**WORK INSTRUCTIONS**: Locate every line in the records below that contains the word "approved", and copy each one.

Saved entries:
* * *
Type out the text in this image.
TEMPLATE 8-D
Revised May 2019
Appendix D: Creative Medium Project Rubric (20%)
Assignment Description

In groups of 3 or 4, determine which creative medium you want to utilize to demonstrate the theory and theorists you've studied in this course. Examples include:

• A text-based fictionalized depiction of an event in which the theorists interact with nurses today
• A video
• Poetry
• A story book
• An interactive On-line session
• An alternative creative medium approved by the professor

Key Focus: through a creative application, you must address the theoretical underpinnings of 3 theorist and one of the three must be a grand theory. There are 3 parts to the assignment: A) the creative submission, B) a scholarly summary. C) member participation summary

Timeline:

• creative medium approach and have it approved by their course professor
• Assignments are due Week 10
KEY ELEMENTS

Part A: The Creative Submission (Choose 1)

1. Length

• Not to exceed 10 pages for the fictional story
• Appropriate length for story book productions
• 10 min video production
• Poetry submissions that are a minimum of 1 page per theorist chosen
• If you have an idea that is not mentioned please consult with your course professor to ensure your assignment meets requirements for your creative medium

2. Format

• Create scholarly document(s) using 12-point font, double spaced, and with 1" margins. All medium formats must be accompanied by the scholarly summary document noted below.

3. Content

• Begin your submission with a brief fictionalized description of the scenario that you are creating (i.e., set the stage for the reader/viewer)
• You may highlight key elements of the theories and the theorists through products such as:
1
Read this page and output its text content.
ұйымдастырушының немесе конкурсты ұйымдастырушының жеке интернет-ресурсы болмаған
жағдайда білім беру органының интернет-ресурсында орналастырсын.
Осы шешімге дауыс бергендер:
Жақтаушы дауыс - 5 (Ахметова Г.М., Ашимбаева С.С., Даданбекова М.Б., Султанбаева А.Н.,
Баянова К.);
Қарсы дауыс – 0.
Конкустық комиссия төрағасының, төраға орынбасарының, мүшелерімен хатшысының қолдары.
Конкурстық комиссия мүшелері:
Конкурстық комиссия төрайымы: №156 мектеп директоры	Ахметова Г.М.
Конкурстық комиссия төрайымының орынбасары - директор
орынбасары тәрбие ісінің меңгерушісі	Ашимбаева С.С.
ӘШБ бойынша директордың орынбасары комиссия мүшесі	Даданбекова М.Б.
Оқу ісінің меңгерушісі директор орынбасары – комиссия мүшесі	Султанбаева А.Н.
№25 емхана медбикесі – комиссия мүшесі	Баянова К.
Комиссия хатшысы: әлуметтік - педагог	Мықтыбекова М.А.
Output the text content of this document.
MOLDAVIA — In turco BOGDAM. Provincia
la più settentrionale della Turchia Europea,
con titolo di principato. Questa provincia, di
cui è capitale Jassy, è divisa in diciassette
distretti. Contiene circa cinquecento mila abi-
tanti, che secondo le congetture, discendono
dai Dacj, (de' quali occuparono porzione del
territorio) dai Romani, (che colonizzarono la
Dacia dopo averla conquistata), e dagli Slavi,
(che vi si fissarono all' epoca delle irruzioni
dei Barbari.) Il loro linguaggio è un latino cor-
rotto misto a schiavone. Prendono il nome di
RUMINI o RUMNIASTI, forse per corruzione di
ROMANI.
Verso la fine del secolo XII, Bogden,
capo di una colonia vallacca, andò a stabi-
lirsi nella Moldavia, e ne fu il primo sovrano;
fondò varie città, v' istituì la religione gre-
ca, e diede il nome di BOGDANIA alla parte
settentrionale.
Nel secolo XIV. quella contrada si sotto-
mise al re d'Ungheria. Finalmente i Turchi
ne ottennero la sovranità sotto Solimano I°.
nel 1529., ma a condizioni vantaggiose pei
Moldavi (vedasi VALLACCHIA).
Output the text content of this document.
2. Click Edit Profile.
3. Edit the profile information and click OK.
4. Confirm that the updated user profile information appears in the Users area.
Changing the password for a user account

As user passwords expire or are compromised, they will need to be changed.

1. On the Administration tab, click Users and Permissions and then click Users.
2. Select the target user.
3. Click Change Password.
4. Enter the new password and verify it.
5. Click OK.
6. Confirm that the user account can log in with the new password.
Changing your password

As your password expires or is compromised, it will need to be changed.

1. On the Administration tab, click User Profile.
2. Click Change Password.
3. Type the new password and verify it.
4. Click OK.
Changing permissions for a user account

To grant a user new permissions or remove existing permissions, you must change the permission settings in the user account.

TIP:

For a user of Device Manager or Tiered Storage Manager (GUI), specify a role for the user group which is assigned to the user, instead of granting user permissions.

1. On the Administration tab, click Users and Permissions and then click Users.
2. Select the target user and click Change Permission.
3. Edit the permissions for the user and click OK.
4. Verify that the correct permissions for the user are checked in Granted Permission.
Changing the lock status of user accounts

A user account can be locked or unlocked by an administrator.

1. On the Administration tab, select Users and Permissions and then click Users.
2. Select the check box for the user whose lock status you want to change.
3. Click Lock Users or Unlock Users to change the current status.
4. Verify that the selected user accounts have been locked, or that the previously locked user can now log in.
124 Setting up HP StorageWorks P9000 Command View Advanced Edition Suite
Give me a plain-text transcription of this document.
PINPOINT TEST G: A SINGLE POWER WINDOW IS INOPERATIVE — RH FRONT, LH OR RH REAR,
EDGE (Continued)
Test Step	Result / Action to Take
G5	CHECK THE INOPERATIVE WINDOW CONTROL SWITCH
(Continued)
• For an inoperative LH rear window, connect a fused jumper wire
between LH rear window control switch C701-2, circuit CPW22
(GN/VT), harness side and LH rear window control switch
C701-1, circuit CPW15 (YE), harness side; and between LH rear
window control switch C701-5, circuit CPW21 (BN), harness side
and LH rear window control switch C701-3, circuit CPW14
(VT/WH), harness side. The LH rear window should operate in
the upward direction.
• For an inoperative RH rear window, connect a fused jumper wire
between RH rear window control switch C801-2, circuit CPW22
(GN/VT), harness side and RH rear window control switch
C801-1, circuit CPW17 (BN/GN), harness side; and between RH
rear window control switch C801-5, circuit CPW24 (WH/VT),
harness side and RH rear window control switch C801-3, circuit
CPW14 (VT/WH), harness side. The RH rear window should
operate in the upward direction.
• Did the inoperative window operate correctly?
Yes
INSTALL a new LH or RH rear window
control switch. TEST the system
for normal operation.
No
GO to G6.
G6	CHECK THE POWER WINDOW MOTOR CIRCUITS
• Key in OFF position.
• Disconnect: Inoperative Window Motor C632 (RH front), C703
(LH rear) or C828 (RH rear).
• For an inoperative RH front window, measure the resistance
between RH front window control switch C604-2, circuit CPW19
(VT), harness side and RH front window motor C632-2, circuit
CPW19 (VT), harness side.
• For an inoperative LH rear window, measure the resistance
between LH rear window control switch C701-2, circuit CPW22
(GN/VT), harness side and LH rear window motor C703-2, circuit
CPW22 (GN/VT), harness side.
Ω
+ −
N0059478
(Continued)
* * *
**EXERCISE RESULT**:
• An alternative creative medium approved by the professor
• creative medium approach and have it approved by their course professor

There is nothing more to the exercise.